**Exercice**
Modifiez les lignes en partant de celle qui contient "Where is each element in this 400px" et en terminant par celle qui contient "timer-days-value: 92 [295, 135, 313, 152]" : remplacez "old-price" par "original-price" et recopiez-les sans aucun autre changement.

**Données**
------------------------------------
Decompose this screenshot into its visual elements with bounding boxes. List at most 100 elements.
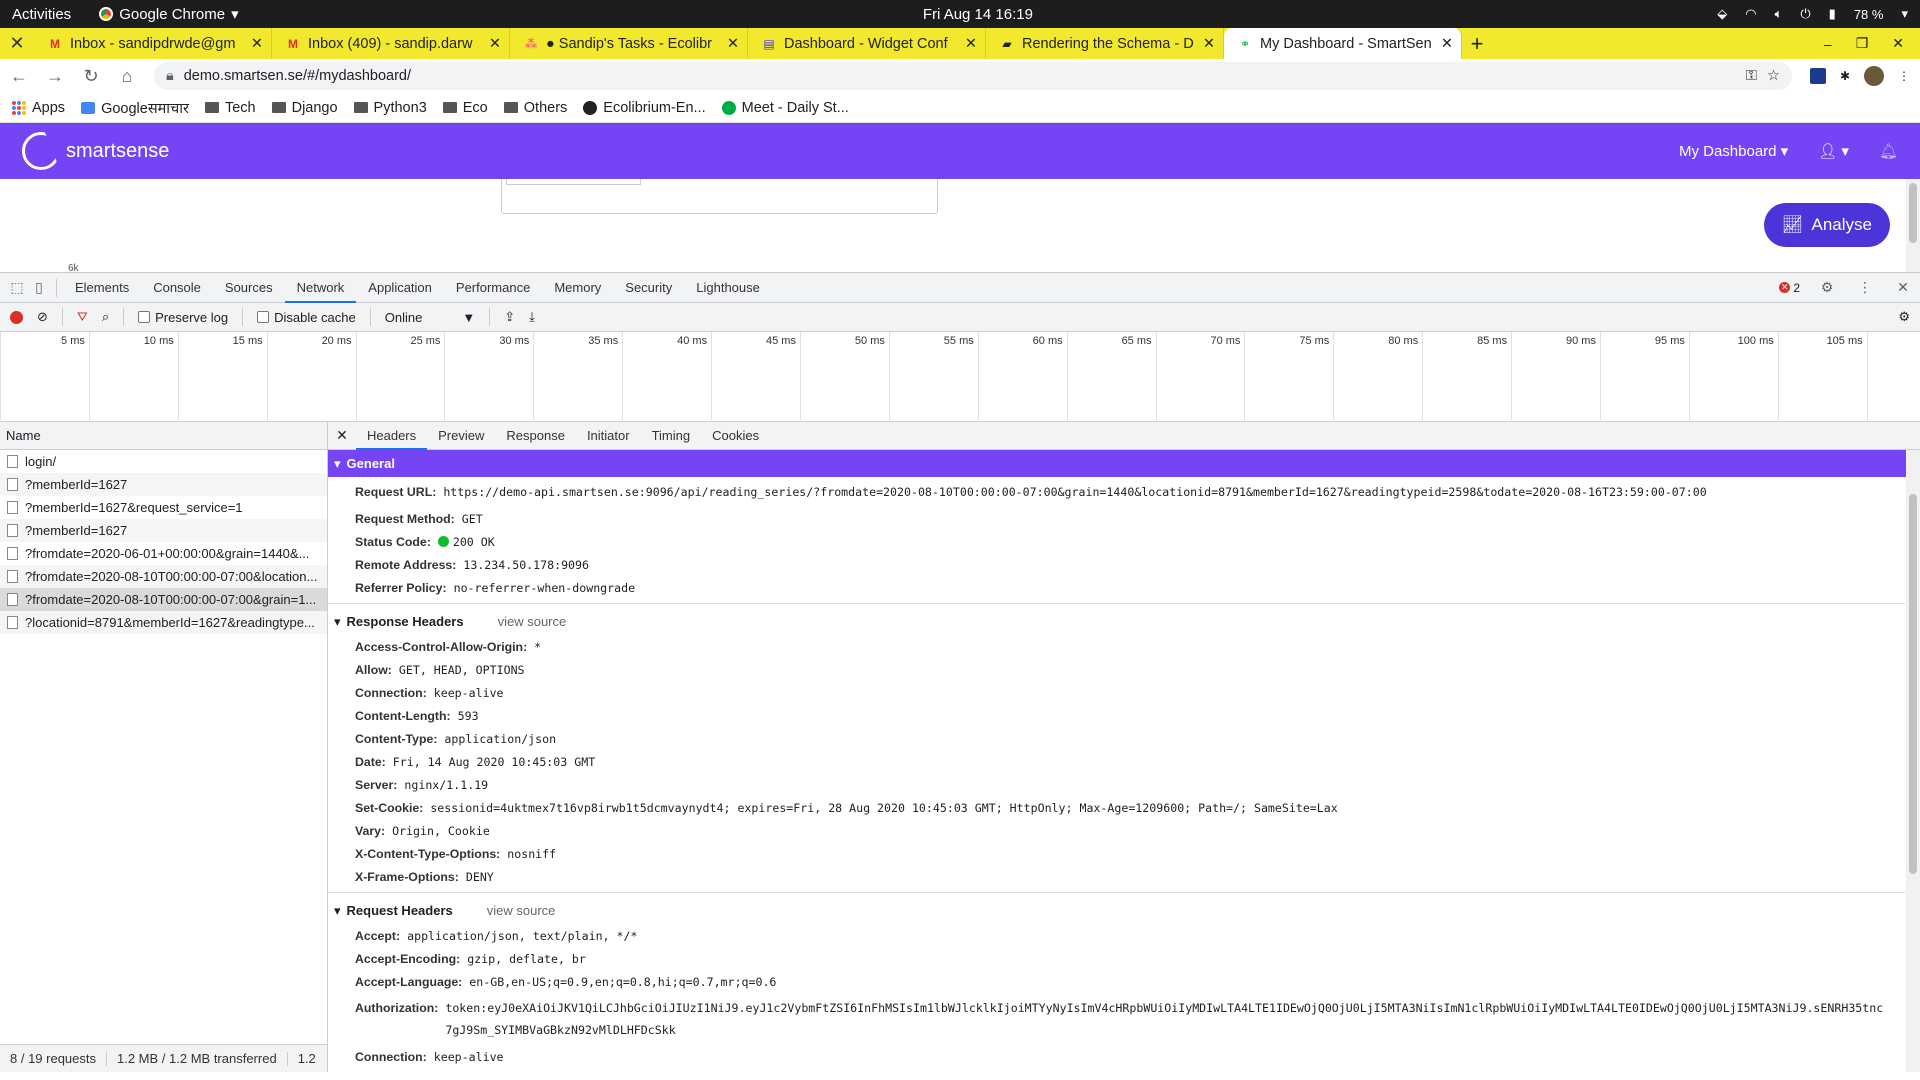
------------------------------------
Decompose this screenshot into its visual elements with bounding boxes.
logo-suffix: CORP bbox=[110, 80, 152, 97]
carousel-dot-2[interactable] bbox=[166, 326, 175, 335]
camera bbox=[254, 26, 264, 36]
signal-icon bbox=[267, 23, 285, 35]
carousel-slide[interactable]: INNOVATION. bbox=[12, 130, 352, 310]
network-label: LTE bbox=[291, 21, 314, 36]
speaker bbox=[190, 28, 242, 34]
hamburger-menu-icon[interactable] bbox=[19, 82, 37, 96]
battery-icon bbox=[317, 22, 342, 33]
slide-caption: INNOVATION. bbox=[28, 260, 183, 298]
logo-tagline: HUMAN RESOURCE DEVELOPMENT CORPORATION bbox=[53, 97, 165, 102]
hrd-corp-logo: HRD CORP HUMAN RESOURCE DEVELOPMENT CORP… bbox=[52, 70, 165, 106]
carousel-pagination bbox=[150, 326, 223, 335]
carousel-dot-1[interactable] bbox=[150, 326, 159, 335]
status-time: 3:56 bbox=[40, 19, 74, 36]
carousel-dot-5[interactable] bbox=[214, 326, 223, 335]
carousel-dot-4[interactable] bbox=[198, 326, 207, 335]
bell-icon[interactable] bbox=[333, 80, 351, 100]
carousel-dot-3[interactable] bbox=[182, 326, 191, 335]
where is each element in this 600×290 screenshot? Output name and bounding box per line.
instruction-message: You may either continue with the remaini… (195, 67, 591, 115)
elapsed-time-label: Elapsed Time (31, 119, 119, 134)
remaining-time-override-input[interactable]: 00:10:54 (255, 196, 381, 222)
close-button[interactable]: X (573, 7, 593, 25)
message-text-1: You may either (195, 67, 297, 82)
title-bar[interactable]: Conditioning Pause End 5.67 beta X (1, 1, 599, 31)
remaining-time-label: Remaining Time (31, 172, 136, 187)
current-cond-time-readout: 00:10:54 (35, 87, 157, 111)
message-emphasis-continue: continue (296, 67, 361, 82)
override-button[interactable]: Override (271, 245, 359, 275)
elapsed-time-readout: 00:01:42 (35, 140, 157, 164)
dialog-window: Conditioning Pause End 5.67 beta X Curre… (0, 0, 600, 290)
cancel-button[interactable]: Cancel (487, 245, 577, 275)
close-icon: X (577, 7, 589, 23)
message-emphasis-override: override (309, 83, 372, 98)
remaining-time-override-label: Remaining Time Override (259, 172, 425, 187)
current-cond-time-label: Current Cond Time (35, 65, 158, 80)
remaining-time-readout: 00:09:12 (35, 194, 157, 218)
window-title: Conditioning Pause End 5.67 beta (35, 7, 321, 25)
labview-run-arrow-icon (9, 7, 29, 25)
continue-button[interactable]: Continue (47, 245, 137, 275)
------------------------------------
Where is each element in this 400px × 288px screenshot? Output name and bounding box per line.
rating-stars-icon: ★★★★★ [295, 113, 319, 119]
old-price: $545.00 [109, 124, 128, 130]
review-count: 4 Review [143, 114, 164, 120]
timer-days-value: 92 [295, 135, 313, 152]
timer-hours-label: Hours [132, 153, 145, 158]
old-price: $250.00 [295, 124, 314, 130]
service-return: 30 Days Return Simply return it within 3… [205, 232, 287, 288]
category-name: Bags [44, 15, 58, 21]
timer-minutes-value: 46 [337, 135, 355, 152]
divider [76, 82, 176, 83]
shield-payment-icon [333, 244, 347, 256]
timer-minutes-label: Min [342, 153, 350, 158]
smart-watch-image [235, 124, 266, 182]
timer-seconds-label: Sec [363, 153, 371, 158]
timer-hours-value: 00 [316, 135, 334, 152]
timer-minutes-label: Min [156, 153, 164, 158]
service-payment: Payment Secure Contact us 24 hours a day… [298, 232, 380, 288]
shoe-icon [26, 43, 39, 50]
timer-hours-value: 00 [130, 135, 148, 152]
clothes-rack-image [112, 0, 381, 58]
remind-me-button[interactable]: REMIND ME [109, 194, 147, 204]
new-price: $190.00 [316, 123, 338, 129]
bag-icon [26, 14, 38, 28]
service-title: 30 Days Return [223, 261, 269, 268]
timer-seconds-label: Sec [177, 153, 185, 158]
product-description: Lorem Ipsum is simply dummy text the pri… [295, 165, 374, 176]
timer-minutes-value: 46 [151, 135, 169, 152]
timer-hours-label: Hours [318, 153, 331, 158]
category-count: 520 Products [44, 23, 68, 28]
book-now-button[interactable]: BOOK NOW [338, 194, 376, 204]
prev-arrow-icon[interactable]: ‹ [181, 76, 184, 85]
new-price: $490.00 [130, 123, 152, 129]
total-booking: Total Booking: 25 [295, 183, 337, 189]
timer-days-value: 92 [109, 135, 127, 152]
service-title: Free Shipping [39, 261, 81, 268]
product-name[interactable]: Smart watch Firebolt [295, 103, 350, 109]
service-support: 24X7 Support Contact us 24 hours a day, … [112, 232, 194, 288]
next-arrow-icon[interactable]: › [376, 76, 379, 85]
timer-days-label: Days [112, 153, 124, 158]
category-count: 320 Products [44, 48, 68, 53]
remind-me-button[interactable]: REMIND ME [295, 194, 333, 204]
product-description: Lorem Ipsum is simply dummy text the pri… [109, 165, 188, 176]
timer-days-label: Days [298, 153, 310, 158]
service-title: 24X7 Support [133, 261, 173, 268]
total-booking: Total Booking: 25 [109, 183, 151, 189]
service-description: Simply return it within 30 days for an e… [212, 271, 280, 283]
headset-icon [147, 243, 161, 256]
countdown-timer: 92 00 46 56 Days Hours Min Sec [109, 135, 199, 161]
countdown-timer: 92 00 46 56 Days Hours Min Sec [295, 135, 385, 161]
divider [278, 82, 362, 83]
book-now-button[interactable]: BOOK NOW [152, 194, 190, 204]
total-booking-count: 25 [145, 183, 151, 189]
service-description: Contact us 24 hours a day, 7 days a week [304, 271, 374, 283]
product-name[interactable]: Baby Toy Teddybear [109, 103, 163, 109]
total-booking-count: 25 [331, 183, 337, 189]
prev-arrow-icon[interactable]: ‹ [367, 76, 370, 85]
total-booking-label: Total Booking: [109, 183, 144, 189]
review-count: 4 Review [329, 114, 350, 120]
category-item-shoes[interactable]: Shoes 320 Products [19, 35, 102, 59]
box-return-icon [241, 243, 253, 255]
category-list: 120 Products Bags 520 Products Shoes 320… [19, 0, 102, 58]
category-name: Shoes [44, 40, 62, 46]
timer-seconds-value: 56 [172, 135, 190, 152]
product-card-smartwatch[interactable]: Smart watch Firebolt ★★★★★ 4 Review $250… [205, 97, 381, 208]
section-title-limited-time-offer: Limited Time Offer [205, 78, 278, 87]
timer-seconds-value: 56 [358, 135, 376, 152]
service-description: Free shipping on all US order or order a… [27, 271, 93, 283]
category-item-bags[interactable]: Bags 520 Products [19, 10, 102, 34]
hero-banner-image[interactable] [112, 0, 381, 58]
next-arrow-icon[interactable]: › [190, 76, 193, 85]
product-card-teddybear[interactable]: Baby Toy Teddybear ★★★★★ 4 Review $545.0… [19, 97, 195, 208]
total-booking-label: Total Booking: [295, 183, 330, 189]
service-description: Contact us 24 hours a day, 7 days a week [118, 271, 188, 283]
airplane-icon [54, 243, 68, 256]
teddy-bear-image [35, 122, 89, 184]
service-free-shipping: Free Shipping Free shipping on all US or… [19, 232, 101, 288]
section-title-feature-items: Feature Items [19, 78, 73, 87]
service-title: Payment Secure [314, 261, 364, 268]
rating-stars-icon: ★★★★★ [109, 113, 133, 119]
------------------------------------
**Réponse**
Where is each element in this 400px × 288px screenshot? Output name and bounding box per line.
rating-stars-icon: ★★★★★ [295, 113, 319, 119]
original-price: $545.00 [109, 124, 128, 130]
review-count: 4 Review [143, 114, 164, 120]
timer-days-value: 92 [295, 135, 313, 152]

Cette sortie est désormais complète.